**What to work on:** Each line of the material below that holds the word "data" needs to be copied.

**Exercise materials:**
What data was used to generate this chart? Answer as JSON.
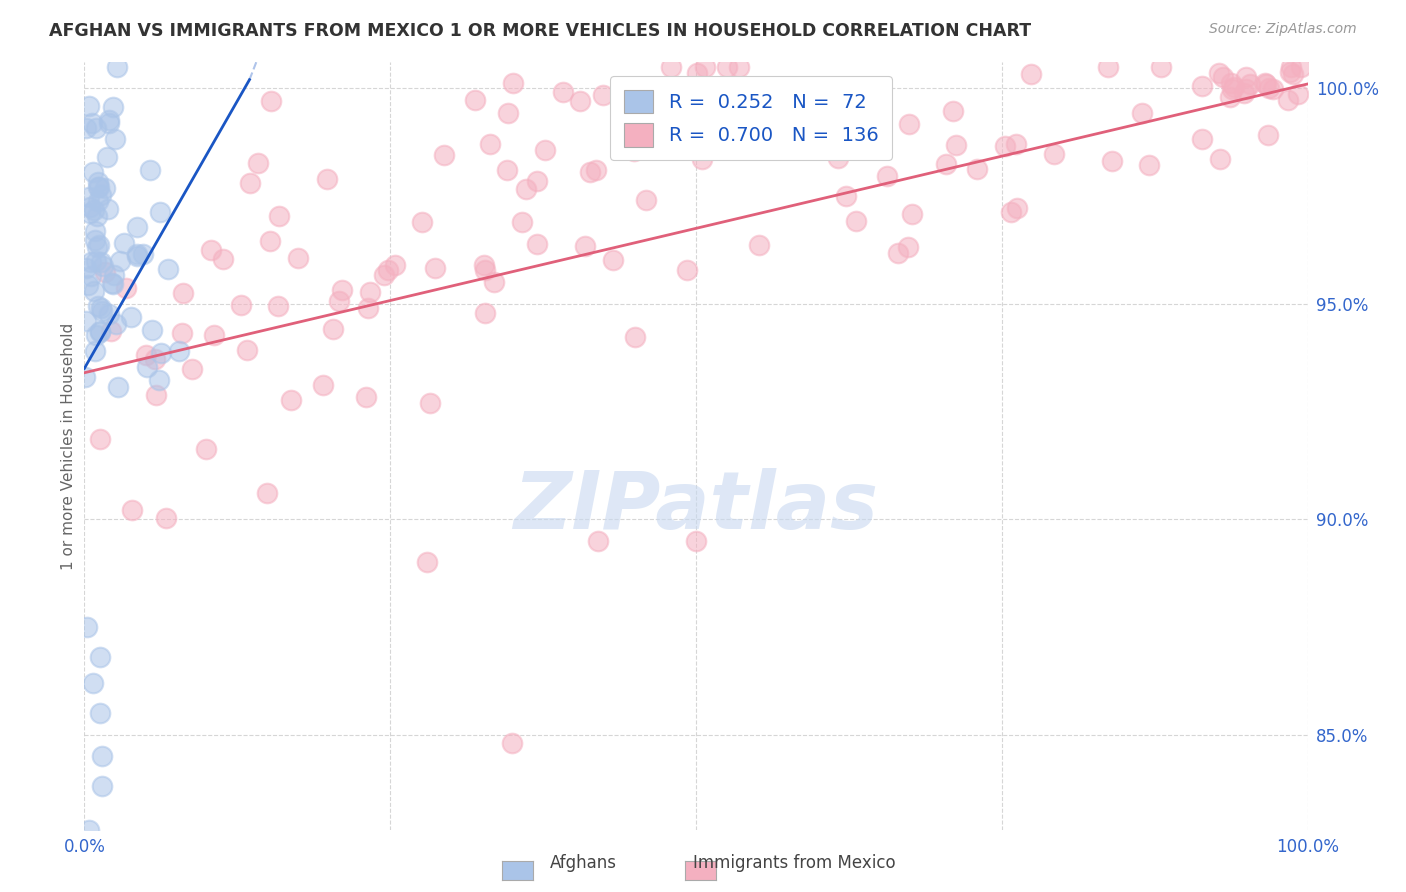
{
  "title": "AFGHAN VS IMMIGRANTS FROM MEXICO 1 OR MORE VEHICLES IN HOUSEHOLD CORRELATION CHART",
  "source": "Source: ZipAtlas.com",
  "ylabel": "1 or more Vehicles in Household",
  "r_afghan": 0.252,
  "n_afghan": 72,
  "r_mexico": 0.7,
  "n_mexico": 136,
  "afghan_color": "#aac4e8",
  "mexican_color": "#f4b0c0",
  "afghan_line_color": "#1a56c4",
  "mexico_line_color": "#e0607a",
  "legend_text_color": "#1a56c4",
  "watermark_color": "#c8d8f0",
  "background_color": "#ffffff",
  "grid_color": "#cccccc",
  "tick_color": "#3366cc",
  "ylabel_color": "#666666",
  "title_color": "#333333",
  "source_color": "#999999",
  "xlim": [
    0.0,
    1.0
  ],
  "ylim": [
    0.828,
    1.006
  ],
  "yticks": [
    0.85,
    0.9,
    0.95,
    1.0
  ],
  "ytick_labels": [
    "85.0%",
    "90.0%",
    "95.0%",
    "100.0%"
  ],
  "afghan_line_x0": 0.0,
  "afghan_line_y0": 0.935,
  "afghan_line_x1": 0.135,
  "afghan_line_y1": 1.002,
  "mexico_line_x0": 0.0,
  "mexico_line_y0": 0.934,
  "mexico_line_x1": 1.0,
  "mexico_line_y1": 1.001
}
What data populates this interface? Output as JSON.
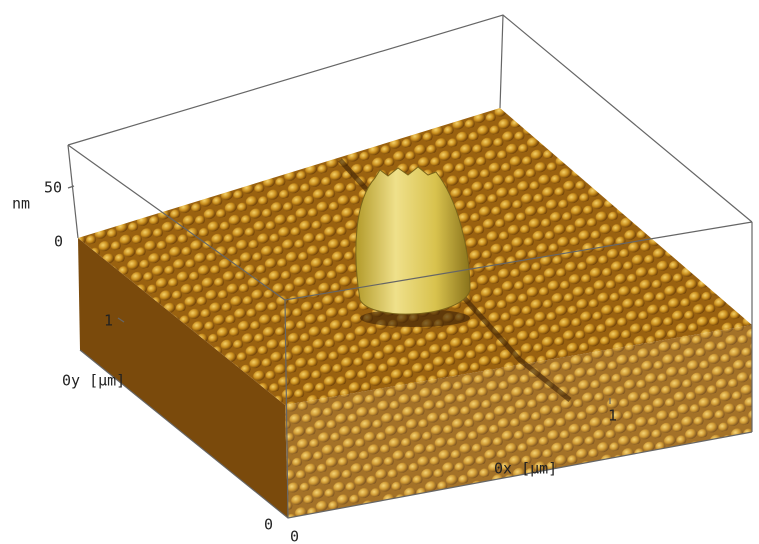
{
  "z_axis": {
    "label": "nm",
    "ticks": [
      0,
      50
    ]
  },
  "y_axis": {
    "label": "0y [μm]",
    "ticks": [
      0,
      1
    ]
  },
  "x_axis": {
    "label": "0x [μm]",
    "ticks": [
      0,
      1
    ]
  }
}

**Result for this task:**
What data was used to generate this chart? Answer as JSON.
What data populates this interface? Output as JSON.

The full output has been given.